SET TASK: Transcribe every entry below word for word, but skip the pictures.

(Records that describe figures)
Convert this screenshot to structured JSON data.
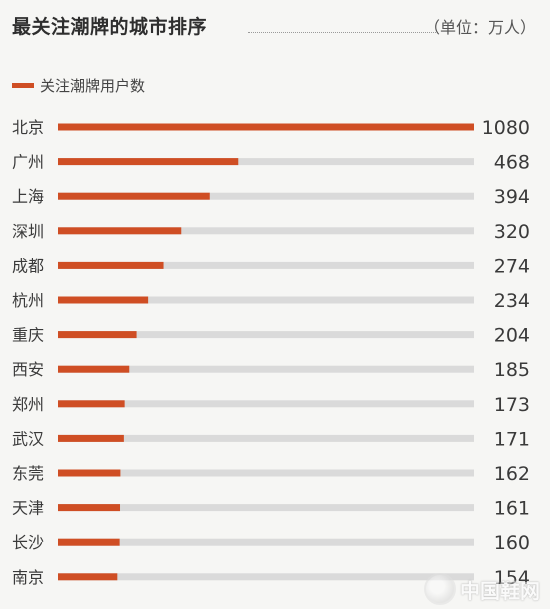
{
  "header": {
    "title": "最关注潮牌的城市排序",
    "unit": "（单位：万人）"
  },
  "legend": {
    "label": "关注潮牌用户数"
  },
  "colors": {
    "bar": "#cf4e24",
    "track": "#dadada",
    "label": "#3a3a3a"
  },
  "watermark": {
    "text": "中国鞋网"
  },
  "chart_data": {
    "type": "bar",
    "orientation": "horizontal",
    "title": "最关注潮牌的城市排序",
    "unit": "（单位：万人）",
    "categories": [
      "北京",
      "广州",
      "上海",
      "深圳",
      "成都",
      "杭州",
      "重庆",
      "西安",
      "郑州",
      "武汉",
      "东莞",
      "天津",
      "长沙",
      "南京"
    ],
    "series": [
      {
        "name": "关注潮牌用户数",
        "values": [
          1080,
          468,
          394,
          320,
          274,
          234,
          204,
          185,
          173,
          171,
          162,
          161,
          160,
          154
        ]
      }
    ],
    "xlim": [
      0,
      1080
    ],
    "grid": false,
    "legend_position": "top-left"
  }
}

EXERCISE SOLUTION:
Convert this screenshot to structured JSON data.
{
  "header": {
    "title": "最关注潮牌的城市排序",
    "unit": "（单位：万人）"
  },
  "legend": {
    "label": "关注潮牌用户数"
  },
  "colors": {
    "bar": "#cf4e24",
    "track": "#dadada",
    "label": "#3a3a3a"
  },
  "watermark": {
    "text": "中国鞋网"
  },
  "chart_data": {
    "type": "bar",
    "orientation": "horizontal",
    "title": "最关注潮牌的城市排序",
    "unit": "（单位：万人）",
    "categories": [
      "北京",
      "广州",
      "上海",
      "深圳",
      "成都",
      "杭州",
      "重庆",
      "西安",
      "郑州",
      "武汉",
      "东莞",
      "天津",
      "长沙",
      "南京"
    ],
    "series": [
      {
        "name": "关注潮牌用户数",
        "values": [
          1080,
          468,
          394,
          320,
          274,
          234,
          204,
          185,
          173,
          171,
          162,
          161,
          160,
          154
        ]
      }
    ],
    "xlim": [
      0,
      1080
    ],
    "grid": false,
    "legend_position": "top-left"
  }
}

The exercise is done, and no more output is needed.